**Task instructions:** Below are some records. Count the lines with "true" in them and give nothing but the total.

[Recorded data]
+--

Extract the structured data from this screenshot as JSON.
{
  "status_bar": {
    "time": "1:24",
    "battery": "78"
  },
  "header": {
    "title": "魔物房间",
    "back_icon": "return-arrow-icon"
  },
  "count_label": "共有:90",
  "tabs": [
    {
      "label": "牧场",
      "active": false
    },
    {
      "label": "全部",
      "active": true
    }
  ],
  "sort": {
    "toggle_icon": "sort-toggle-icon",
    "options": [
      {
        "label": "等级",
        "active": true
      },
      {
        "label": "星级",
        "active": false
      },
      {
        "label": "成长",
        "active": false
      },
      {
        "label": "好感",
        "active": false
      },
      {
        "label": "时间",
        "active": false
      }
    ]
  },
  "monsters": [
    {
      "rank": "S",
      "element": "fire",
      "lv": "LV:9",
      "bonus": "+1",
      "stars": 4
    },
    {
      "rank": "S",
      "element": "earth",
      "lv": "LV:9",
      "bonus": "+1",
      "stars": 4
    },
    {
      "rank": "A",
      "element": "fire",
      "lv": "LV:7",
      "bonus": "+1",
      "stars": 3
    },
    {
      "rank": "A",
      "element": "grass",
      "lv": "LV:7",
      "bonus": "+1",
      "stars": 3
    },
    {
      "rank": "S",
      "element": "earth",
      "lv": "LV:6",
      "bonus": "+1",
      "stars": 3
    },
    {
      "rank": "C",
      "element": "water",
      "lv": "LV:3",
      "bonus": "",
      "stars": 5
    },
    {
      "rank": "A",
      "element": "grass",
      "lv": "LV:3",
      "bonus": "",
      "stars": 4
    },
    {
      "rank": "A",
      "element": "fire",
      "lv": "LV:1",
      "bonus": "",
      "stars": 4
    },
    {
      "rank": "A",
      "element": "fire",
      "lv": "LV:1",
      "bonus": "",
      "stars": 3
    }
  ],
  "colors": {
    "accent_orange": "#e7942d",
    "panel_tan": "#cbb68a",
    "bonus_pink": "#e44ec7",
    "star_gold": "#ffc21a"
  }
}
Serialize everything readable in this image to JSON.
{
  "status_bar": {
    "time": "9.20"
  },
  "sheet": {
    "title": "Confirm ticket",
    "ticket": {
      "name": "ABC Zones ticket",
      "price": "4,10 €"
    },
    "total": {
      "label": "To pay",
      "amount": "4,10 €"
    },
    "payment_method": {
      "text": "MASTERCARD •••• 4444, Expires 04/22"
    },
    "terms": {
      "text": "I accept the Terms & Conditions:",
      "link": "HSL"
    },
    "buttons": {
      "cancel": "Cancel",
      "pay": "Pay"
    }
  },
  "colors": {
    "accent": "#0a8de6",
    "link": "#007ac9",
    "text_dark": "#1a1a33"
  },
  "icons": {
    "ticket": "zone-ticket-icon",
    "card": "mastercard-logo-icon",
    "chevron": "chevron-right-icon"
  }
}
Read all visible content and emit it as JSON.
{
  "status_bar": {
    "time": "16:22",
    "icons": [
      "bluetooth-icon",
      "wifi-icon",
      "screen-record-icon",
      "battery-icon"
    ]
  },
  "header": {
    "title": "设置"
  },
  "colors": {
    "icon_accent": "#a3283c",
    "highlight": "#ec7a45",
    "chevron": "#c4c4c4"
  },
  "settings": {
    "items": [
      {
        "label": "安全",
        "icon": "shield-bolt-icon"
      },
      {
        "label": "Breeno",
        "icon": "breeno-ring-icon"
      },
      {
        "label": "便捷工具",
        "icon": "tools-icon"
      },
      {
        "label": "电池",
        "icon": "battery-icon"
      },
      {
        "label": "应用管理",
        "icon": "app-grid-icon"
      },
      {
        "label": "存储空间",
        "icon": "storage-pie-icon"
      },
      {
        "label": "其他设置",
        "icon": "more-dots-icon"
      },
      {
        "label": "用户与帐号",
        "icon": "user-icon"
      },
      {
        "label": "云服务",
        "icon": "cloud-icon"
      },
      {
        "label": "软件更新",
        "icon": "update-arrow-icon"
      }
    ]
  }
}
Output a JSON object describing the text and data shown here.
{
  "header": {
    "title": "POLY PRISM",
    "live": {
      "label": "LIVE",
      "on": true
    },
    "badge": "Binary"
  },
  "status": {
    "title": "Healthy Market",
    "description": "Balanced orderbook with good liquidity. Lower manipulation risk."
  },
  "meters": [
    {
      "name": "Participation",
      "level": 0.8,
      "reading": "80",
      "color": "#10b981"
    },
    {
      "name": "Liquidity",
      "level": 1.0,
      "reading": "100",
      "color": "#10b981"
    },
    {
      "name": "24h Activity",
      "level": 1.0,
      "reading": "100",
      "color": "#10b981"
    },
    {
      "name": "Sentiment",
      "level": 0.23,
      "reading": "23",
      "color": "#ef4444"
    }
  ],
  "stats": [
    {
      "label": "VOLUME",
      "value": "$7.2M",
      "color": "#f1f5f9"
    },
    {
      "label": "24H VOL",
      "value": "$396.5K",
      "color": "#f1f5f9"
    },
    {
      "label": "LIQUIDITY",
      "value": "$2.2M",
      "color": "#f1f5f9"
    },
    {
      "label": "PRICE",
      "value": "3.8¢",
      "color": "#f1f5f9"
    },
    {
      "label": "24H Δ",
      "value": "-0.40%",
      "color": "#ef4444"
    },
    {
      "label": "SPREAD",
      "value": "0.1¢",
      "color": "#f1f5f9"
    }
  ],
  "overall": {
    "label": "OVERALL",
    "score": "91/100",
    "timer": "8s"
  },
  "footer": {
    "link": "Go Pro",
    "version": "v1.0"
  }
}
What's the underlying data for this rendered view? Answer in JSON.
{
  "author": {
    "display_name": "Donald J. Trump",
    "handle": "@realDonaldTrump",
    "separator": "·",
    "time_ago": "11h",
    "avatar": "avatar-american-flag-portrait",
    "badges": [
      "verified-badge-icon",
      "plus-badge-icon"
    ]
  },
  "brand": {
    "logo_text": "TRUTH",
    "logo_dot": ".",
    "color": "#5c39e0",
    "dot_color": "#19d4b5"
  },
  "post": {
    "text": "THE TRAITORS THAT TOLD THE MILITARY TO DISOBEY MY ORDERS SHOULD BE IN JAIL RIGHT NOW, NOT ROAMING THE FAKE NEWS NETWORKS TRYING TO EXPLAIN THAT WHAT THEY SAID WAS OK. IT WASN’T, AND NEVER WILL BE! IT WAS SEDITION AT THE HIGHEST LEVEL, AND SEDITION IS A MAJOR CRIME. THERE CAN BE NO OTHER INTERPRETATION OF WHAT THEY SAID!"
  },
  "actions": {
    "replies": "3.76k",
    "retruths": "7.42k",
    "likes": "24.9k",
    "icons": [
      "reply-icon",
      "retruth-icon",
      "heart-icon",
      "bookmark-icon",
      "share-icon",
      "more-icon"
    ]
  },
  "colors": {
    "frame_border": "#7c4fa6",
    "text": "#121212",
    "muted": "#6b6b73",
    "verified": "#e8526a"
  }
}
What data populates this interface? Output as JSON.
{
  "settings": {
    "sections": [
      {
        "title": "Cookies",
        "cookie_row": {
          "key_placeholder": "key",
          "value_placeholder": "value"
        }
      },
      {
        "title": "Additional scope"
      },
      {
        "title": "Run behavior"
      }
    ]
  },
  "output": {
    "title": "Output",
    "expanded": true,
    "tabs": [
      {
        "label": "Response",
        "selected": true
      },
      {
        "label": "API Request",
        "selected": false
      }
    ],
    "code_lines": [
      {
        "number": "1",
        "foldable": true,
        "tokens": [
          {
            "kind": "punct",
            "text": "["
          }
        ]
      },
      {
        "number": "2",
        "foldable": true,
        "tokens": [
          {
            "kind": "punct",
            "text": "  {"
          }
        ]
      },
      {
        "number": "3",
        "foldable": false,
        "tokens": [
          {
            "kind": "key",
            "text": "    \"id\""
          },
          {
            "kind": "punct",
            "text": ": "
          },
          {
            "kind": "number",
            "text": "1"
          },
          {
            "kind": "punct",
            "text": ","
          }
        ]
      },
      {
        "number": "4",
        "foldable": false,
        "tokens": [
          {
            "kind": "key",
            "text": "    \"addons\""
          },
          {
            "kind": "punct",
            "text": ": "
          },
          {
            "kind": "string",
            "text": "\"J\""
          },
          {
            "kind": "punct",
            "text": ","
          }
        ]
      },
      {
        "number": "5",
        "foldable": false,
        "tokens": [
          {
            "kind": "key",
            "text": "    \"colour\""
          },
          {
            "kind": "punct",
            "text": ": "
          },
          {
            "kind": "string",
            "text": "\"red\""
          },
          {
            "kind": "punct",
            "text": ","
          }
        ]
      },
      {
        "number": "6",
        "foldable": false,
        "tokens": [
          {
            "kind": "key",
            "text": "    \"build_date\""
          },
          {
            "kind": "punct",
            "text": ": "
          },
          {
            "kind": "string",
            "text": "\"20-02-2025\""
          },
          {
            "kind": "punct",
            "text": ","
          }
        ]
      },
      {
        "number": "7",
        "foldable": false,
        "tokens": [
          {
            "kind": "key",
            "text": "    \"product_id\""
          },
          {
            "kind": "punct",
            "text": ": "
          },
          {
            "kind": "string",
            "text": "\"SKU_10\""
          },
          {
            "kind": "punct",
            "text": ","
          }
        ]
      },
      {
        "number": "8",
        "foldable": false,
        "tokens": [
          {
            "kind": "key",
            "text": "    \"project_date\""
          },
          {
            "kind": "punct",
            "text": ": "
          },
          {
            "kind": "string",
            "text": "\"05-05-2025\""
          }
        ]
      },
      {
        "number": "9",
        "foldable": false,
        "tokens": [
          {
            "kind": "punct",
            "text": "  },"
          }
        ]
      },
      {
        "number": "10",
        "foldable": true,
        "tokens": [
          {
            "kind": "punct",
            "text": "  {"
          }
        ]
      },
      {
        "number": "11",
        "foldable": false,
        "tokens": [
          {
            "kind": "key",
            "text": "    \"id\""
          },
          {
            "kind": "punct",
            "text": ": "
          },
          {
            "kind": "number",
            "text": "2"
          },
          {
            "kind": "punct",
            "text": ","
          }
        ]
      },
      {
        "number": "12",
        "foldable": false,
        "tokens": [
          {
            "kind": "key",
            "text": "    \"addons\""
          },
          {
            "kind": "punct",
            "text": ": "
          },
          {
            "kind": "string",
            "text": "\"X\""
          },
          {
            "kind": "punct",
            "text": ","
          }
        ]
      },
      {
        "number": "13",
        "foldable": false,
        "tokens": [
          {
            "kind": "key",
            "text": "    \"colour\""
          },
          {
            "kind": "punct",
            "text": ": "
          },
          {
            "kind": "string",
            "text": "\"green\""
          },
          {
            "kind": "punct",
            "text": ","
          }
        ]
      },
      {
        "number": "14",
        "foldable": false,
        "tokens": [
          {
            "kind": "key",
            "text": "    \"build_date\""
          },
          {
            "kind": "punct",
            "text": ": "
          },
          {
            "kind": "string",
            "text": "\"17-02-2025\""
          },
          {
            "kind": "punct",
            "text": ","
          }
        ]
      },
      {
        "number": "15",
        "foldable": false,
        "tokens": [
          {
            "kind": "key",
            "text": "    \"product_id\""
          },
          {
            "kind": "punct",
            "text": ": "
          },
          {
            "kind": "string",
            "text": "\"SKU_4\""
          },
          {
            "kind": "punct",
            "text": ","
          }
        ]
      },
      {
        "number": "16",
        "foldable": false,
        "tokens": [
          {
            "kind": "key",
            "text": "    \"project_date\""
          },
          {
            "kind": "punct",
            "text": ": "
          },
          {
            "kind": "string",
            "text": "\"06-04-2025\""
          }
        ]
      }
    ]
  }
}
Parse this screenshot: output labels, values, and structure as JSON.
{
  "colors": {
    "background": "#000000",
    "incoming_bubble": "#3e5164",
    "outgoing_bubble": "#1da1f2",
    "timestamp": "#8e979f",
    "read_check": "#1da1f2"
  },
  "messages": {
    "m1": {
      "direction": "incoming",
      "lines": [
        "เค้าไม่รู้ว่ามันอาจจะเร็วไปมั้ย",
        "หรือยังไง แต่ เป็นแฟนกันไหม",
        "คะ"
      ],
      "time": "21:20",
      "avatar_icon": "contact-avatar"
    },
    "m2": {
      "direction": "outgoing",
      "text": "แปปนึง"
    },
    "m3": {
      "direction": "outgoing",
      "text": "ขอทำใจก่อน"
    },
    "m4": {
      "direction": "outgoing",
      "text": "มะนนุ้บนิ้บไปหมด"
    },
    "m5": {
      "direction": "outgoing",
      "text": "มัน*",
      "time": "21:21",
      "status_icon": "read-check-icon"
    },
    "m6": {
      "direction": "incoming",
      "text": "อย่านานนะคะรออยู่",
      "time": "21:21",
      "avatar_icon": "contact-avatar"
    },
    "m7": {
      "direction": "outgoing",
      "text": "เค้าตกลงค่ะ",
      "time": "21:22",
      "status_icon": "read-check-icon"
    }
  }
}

+--

**Task answer:** 8